» **The problem**: Write out all of the data exactly as it appears.

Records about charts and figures
----------------------------------------
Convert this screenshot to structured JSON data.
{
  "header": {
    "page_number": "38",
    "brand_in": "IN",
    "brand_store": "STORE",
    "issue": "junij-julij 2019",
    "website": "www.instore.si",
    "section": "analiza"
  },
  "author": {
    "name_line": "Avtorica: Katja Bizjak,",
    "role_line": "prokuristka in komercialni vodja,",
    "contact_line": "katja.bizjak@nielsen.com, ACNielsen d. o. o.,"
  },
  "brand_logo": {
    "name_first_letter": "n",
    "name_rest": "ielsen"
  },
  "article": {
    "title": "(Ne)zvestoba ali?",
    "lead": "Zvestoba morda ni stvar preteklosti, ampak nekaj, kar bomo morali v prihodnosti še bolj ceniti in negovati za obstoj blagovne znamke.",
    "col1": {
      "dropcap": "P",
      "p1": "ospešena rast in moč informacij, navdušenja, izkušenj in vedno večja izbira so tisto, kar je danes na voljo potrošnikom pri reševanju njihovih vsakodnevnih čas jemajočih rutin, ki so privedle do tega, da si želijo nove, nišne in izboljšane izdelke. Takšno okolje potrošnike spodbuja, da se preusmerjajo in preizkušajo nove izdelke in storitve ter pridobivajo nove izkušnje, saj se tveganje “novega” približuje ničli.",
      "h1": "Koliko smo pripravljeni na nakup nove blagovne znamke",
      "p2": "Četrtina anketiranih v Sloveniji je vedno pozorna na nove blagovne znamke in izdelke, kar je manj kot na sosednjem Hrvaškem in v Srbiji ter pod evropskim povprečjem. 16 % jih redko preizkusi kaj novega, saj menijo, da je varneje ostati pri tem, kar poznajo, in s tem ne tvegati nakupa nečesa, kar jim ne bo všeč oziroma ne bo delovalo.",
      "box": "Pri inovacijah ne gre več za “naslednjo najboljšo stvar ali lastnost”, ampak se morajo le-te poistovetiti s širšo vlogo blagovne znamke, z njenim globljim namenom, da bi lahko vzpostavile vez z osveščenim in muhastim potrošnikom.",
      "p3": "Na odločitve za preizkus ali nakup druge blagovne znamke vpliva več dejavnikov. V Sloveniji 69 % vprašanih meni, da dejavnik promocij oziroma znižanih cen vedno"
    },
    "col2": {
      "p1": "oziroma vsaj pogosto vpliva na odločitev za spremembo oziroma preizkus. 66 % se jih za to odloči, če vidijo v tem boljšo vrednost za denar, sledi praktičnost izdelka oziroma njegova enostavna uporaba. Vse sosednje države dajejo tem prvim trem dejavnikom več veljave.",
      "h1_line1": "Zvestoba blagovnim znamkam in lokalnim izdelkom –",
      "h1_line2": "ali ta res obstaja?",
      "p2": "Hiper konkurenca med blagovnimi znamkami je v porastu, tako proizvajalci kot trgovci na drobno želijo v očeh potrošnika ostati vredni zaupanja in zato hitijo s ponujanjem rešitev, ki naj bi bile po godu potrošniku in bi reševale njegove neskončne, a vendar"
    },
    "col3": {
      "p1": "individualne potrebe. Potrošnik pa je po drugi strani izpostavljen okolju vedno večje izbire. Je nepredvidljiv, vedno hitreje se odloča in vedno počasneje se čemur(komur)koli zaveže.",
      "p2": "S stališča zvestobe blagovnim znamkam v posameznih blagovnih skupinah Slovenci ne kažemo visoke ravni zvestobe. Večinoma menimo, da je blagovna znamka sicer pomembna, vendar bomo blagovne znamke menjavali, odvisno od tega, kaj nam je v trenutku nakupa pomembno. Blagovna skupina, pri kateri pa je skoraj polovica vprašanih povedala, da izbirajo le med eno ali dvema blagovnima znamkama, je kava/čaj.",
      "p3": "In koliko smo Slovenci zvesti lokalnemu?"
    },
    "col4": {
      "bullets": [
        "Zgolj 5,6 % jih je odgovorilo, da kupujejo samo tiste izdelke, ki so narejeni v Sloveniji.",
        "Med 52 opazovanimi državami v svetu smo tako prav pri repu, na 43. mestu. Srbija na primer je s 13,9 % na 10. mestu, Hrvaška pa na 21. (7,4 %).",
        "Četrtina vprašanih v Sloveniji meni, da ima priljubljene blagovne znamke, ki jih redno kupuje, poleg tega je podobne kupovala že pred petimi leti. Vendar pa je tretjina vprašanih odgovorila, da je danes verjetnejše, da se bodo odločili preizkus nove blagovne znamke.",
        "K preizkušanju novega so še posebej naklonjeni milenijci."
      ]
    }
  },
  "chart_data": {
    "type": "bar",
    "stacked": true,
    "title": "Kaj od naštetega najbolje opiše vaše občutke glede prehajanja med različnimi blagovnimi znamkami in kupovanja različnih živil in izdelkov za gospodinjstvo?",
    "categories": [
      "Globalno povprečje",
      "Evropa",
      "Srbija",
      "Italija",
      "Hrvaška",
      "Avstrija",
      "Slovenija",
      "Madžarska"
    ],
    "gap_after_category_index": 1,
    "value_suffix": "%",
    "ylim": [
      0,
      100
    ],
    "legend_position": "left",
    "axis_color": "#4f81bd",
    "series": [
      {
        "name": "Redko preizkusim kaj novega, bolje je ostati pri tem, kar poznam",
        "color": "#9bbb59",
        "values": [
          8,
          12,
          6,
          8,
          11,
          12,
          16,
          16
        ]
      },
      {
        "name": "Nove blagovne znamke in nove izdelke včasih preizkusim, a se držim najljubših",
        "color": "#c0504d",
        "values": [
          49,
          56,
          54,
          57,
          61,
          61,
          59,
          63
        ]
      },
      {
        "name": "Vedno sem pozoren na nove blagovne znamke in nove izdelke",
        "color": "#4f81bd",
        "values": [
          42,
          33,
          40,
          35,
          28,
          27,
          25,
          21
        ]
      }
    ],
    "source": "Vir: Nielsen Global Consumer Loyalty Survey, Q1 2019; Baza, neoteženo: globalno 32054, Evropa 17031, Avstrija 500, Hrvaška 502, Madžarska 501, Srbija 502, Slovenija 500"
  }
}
----------------------------------------
» **Solution**:
Convert this screenshot to structured JSON data.
{
  "header": {
    "page_number": "38",
    "brand_in": "IN",
    "brand_store": "STORE",
    "issue": "junij-julij 2019",
    "website": "www.instore.si",
    "section": "analiza"
  },
  "author": {
    "name_line": "Avtorica: Katja Bizjak,",
    "role_line": "prokuristka in komercialni vodja,",
    "contact_line": "katja.bizjak@nielsen.com, ACNielsen d. o. o.,"
  },
  "brand_logo": {
    "name_first_letter": "n",
    "name_rest": "ielsen"
  },
  "article": {
    "title": "(Ne)zvestoba ali?",
    "lead": "Zvestoba morda ni stvar preteklosti, ampak nekaj, kar bomo morali v prihodnosti še bolj ceniti in negovati za obstoj blagovne znamke.",
    "col1": {
      "dropcap": "P",
      "p1": "ospešena rast in moč informacij, navdušenja, izkušenj in vedno večja izbira so tisto, kar je danes na voljo potrošnikom pri reševanju njihovih vsakodnevnih čas jemajočih rutin, ki so privedle do tega, da si želijo nove, nišne in izboljšane izdelke. Takšno okolje potrošnike spodbuja, da se preusmerjajo in preizkušajo nove izdelke in storitve ter pridobivajo nove izkušnje, saj se tveganje “novega” približuje ničli.",
      "h1": "Koliko smo pripravljeni na nakup nove blagovne znamke",
      "p2": "Četrtina anketiranih v Sloveniji je vedno pozorna na nove blagovne znamke in izdelke, kar je manj kot na sosednjem Hrvaškem in v Srbiji ter pod evropskim povprečjem. 16 % jih redko preizkusi kaj novega, saj menijo, da je varneje ostati pri tem, kar poznajo, in s tem ne tvegati nakupa nečesa, kar jim ne bo všeč oziroma ne bo delovalo.",
      "box": "Pri inovacijah ne gre več za “naslednjo najboljšo stvar ali lastnost”, ampak se morajo le-te poistovetiti s širšo vlogo blagovne znamke, z njenim globljim namenom, da bi lahko vzpostavile vez z osveščenim in muhastim potrošnikom.",
      "p3": "Na odločitve za preizkus ali nakup druge blagovne znamke vpliva več dejavnikov. V Sloveniji 69 % vprašanih meni, da dejavnik promocij oziroma znižanih cen vedno"
    },
    "col2": {
      "p1": "oziroma vsaj pogosto vpliva na odločitev za spremembo oziroma preizkus. 66 % se jih za to odloči, če vidijo v tem boljšo vrednost za denar, sledi praktičnost izdelka oziroma njegova enostavna uporaba. Vse sosednje države dajejo tem prvim trem dejavnikom več veljave.",
      "h1_line1": "Zvestoba blagovnim znamkam in lokalnim izdelkom –",
      "h1_line2": "ali ta res obstaja?",
      "p2": "Hiper konkurenca med blagovnimi znamkami je v porastu, tako proizvajalci kot trgovci na drobno želijo v očeh potrošnika ostati vredni zaupanja in zato hitijo s ponujanjem rešitev, ki naj bi bile po godu potrošniku in bi reševale njegove neskončne, a vendar"
    },
    "col3": {
      "p1": "individualne potrebe. Potrošnik pa je po drugi strani izpostavljen okolju vedno večje izbire. Je nepredvidljiv, vedno hitreje se odloča in vedno počasneje se čemur(komur)koli zaveže.",
      "p2": "S stališča zvestobe blagovnim znamkam v posameznih blagovnih skupinah Slovenci ne kažemo visoke ravni zvestobe. Večinoma menimo, da je blagovna znamka sicer pomembna, vendar bomo blagovne znamke menjavali, odvisno od tega, kaj nam je v trenutku nakupa pomembno. Blagovna skupina, pri kateri pa je skoraj polovica vprašanih povedala, da izbirajo le med eno ali dvema blagovnima znamkama, je kava/čaj.",
      "p3": "In koliko smo Slovenci zvesti lokalnemu?"
    },
    "col4": {
      "bullets": [
        "Zgolj 5,6 % jih je odgovorilo, da kupujejo samo tiste izdelke, ki so narejeni v Sloveniji.",
        "Med 52 opazovanimi državami v svetu smo tako prav pri repu, na 43. mestu. Srbija na primer je s 13,9 % na 10. mestu, Hrvaška pa na 21. (7,4 %).",
        "Četrtina vprašanih v Sloveniji meni, da ima priljubljene blagovne znamke, ki jih redno kupuje, poleg tega je podobne kupovala že pred petimi leti. Vendar pa je tretjina vprašanih odgovorila, da je danes verjetnejše, da se bodo odločili preizkus nove blagovne znamke.",
        "K preizkušanju novega so še posebej naklonjeni milenijci."
      ]
    }
  },
  "chart_data": {
    "type": "bar",
    "stacked": true,
    "title": "Kaj od naštetega najbolje opiše vaše občutke glede prehajanja med različnimi blagovnimi znamkami in kupovanja različnih živil in izdelkov za gospodinjstvo?",
    "categories": [
      "Globalno povprečje",
      "Evropa",
      "Srbija",
      "Italija",
      "Hrvaška",
      "Avstrija",
      "Slovenija",
      "Madžarska"
    ],
    "gap_after_category_index": 1,
    "value_suffix": "%",
    "ylim": [
      0,
      100
    ],
    "legend_position": "left",
    "axis_color": "#4f81bd",
    "series": [
      {
        "name": "Redko preizkusim kaj novega, bolje je ostati pri tem, kar poznam",
        "color": "#9bbb59",
        "values": [
          8,
          12,
          6,
          8,
          11,
          12,
          16,
          16
        ]
      },
      {
        "name": "Nove blagovne znamke in nove izdelke včasih preizkusim, a se držim najljubših",
        "color": "#c0504d",
        "values": [
          49,
          56,
          54,
          57,
          61,
          61,
          59,
          63
        ]
      },
      {
        "name": "Vedno sem pozoren na nove blagovne znamke in nove izdelke",
        "color": "#4f81bd",
        "values": [
          42,
          33,
          40,
          35,
          28,
          27,
          25,
          21
        ]
      }
    ],
    "source": "Vir: Nielsen Global Consumer Loyalty Survey, Q1 2019; Baza, neoteženo: globalno 32054, Evropa 17031, Avstrija 500, Hrvaška 502, Madžarska 501, Srbija 502, Slovenija 500"
  }
}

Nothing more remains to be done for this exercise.